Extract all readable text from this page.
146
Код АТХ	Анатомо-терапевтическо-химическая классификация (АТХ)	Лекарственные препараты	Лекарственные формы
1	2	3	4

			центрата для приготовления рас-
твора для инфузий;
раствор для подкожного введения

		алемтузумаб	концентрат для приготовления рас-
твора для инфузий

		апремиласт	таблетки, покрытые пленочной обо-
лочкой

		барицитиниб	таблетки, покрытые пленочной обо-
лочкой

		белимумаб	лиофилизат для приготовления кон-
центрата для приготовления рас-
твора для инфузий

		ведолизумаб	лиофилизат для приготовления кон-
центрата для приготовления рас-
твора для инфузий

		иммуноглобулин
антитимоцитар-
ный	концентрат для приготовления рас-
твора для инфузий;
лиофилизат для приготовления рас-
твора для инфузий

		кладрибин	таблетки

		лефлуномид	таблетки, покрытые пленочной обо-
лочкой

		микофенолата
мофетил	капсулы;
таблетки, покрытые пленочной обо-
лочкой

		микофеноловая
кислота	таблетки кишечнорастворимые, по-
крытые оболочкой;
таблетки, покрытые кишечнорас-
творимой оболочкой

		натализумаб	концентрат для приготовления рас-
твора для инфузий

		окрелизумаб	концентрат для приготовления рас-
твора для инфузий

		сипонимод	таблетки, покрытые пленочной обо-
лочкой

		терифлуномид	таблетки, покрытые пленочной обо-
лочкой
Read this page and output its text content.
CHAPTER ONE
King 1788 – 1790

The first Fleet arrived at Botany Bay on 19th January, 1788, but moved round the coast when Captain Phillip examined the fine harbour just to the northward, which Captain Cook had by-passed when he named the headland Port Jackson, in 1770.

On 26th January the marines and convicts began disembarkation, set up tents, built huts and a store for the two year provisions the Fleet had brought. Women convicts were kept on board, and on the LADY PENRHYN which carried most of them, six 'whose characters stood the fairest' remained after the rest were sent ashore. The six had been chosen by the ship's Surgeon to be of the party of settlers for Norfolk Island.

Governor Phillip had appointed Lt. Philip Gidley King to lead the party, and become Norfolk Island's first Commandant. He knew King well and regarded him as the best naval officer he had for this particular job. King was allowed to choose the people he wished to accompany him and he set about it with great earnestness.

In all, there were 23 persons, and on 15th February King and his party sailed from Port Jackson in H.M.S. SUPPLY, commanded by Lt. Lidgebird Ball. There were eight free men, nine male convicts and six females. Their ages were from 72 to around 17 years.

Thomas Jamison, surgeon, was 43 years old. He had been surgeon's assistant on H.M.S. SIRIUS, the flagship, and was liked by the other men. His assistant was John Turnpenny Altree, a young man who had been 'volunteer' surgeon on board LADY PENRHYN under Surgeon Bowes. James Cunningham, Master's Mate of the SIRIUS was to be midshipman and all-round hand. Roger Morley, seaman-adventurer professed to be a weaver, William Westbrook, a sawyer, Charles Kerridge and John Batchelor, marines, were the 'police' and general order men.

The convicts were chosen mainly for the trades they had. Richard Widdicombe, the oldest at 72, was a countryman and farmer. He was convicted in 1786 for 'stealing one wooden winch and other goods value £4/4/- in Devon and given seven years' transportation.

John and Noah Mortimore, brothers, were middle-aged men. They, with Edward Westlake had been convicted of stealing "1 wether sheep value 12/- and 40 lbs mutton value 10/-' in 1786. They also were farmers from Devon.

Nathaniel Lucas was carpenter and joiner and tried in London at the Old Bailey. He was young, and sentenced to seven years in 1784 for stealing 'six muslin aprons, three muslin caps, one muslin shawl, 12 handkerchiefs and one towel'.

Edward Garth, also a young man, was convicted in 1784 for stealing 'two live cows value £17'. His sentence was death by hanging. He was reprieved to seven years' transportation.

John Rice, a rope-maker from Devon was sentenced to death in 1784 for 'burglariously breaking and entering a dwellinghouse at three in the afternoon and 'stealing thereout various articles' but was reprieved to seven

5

════════

Scan the listing above and identify each line holding the string "Devon"; copy every such line.

* [Answer to this problem]:
The convicts were chosen mainly for the trades they had. Richard Widdicombe, the oldest at 72, was a countryman and farmer. He was convicted in 1786 for 'stealing one wooden winch and other goods value £4/4/- in Devon and given seven years' transportation.
John and Noah Mortimore, brothers, were middle-aged men. They, with Edward Westlake had been convicted of stealing "1 wether sheep value 12/- and 40 lbs mutton value 10/-' in 1786. They also were farmers from Devon.
John Rice, a rope-maker from Devon was sentenced to death in 1784 for 'burglariously breaking and entering a dwellinghouse at three in the afternoon and 'stealing thereout various articles' but was reprieved to seven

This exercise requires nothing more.